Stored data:
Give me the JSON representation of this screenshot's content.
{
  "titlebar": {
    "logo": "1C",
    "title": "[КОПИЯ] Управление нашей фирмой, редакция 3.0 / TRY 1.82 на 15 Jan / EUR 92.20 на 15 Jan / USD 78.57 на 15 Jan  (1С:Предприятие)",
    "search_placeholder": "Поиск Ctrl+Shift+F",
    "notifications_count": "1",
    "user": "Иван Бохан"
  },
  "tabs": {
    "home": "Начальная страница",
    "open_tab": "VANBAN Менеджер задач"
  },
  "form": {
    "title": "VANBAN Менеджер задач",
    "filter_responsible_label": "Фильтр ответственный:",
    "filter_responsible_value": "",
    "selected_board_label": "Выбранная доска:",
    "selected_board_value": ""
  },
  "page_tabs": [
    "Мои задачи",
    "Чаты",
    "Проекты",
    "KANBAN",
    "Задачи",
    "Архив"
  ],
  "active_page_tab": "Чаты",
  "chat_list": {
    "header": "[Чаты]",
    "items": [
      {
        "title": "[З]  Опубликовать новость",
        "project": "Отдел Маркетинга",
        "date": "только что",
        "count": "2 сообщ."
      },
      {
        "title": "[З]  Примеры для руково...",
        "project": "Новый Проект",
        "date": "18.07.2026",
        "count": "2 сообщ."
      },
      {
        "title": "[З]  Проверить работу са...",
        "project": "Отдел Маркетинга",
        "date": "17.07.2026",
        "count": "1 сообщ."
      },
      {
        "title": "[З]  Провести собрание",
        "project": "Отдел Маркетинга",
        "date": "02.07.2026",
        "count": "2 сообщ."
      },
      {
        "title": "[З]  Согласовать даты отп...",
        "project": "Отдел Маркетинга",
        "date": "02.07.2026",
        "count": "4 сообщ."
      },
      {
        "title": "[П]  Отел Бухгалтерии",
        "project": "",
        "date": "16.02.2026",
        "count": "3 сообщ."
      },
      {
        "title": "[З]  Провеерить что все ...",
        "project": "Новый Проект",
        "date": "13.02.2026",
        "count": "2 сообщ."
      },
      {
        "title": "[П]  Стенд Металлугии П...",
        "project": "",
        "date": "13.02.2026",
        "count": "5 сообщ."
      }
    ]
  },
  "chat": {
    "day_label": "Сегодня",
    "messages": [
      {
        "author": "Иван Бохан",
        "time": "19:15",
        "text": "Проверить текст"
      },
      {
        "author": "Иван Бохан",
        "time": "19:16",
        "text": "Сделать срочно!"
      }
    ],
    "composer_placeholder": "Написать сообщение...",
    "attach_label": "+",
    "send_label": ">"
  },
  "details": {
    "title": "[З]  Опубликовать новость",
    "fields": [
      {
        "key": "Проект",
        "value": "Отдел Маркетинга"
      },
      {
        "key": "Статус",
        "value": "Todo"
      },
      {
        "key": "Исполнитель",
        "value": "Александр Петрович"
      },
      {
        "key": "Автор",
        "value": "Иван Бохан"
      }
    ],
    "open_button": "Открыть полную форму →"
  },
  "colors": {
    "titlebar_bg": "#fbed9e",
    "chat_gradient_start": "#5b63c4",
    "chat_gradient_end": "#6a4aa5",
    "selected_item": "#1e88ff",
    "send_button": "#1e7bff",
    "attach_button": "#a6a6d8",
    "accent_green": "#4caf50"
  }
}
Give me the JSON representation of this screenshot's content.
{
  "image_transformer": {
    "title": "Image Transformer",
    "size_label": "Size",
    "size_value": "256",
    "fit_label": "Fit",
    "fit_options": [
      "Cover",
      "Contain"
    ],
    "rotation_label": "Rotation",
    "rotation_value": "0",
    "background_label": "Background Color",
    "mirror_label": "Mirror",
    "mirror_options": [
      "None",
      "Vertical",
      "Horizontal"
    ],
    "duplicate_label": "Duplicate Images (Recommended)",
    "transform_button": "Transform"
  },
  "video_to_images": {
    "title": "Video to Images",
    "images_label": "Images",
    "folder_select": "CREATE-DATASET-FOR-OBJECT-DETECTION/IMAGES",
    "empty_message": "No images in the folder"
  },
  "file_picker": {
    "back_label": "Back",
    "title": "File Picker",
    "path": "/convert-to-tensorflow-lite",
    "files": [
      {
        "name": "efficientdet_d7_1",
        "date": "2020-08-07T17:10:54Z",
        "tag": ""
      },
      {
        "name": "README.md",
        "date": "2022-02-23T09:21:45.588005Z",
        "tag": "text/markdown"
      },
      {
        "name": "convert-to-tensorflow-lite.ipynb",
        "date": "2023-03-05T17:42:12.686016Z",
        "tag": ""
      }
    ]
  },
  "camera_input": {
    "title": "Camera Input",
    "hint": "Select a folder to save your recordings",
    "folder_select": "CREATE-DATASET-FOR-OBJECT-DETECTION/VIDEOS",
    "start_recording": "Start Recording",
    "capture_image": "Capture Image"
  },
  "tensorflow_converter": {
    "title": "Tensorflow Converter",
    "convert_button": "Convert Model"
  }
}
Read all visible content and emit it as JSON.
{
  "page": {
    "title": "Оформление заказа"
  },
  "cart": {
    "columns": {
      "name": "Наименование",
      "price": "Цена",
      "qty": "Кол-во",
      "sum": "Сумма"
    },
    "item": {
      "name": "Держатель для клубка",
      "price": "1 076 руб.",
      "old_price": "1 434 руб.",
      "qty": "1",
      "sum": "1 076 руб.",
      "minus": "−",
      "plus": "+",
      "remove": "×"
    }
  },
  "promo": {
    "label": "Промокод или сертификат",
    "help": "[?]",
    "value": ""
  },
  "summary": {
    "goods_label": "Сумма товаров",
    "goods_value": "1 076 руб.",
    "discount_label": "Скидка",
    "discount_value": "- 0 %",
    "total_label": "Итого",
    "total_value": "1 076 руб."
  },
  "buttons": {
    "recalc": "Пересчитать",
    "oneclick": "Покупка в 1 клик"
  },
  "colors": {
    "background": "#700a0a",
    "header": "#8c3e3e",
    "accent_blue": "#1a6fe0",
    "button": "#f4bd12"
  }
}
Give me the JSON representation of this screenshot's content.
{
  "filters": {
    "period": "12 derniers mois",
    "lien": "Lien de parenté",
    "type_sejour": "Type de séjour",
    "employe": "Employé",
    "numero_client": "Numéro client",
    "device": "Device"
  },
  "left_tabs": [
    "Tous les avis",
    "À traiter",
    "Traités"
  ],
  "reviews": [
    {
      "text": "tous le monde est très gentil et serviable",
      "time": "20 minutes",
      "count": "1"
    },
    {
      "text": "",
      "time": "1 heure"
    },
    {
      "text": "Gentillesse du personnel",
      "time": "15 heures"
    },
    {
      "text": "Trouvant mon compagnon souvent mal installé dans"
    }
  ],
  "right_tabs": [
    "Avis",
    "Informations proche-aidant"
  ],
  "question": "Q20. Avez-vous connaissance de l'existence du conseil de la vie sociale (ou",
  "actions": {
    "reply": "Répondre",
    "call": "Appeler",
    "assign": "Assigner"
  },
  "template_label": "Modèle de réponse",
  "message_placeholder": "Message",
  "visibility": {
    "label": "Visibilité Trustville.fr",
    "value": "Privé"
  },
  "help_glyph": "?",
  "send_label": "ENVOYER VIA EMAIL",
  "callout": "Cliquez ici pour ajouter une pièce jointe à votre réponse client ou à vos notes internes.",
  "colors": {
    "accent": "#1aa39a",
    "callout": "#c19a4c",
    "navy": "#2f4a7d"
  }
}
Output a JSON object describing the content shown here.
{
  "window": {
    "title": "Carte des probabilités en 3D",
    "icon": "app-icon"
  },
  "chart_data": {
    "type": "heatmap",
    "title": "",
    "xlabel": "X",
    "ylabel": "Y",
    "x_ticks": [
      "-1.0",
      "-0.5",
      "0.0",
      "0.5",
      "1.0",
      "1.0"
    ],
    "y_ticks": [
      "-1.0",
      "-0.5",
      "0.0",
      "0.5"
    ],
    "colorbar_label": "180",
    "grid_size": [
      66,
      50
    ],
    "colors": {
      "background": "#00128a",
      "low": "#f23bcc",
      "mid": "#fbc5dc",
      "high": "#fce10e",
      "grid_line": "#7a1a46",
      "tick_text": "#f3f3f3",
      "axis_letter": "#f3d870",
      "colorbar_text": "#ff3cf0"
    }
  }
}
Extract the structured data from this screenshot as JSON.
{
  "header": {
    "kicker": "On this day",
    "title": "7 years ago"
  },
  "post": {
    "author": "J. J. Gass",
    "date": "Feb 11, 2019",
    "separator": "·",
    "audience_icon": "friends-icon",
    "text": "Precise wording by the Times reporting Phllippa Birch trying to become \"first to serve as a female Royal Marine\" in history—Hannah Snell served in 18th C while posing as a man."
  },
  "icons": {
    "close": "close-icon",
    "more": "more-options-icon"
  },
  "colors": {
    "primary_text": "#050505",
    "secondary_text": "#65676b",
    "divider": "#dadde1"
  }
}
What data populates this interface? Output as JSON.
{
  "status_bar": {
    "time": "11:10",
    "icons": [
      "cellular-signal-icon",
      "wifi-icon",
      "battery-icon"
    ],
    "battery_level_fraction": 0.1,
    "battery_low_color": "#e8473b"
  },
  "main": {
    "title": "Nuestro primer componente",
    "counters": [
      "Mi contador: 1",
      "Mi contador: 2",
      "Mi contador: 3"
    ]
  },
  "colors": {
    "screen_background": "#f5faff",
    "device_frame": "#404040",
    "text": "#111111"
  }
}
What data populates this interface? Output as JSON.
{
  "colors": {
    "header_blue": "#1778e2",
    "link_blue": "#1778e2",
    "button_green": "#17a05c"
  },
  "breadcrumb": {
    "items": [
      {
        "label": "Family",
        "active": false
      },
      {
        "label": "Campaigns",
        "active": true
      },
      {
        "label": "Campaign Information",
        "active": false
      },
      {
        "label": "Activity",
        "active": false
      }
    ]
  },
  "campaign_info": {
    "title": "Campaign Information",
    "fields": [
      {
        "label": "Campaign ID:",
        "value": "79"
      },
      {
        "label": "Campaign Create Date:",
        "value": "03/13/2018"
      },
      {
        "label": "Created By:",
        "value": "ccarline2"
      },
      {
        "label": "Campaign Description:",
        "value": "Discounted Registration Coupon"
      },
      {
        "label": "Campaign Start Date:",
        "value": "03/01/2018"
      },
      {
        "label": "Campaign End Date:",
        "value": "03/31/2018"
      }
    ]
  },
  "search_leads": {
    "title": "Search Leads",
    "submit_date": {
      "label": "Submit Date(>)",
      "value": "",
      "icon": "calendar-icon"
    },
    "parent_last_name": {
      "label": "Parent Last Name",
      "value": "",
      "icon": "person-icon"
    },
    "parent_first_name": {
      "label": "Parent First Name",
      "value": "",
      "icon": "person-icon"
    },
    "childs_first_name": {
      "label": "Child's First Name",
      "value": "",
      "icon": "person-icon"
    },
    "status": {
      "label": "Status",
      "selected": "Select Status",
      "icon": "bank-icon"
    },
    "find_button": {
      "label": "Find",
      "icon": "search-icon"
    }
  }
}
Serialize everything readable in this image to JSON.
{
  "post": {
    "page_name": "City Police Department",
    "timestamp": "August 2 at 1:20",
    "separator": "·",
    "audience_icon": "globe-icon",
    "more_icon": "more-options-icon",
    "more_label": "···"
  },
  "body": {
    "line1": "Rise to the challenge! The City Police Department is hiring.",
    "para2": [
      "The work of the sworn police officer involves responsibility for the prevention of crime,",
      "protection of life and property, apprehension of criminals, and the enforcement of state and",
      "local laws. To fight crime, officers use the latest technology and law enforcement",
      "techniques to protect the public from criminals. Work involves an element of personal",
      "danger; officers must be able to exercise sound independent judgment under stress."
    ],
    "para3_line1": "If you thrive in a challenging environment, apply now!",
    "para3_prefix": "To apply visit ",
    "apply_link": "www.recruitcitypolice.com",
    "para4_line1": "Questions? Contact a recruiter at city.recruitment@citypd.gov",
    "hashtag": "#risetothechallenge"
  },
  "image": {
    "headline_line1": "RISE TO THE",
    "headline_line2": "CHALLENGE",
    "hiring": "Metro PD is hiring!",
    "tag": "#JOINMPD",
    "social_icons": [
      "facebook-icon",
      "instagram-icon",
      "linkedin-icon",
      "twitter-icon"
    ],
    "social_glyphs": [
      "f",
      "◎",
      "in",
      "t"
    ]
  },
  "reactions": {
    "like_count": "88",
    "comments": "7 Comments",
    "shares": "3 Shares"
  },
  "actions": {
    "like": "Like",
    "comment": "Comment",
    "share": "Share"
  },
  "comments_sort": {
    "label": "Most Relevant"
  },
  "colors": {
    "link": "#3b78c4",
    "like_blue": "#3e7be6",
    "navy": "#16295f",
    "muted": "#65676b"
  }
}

Exercise task - From the entries above, list each line with "officers" in it.

Correct answer -
      "local laws. To fight crime, officers use the latest technology and law enforcement",
      "danger; officers must be able to exercise sound independent judgment under stress."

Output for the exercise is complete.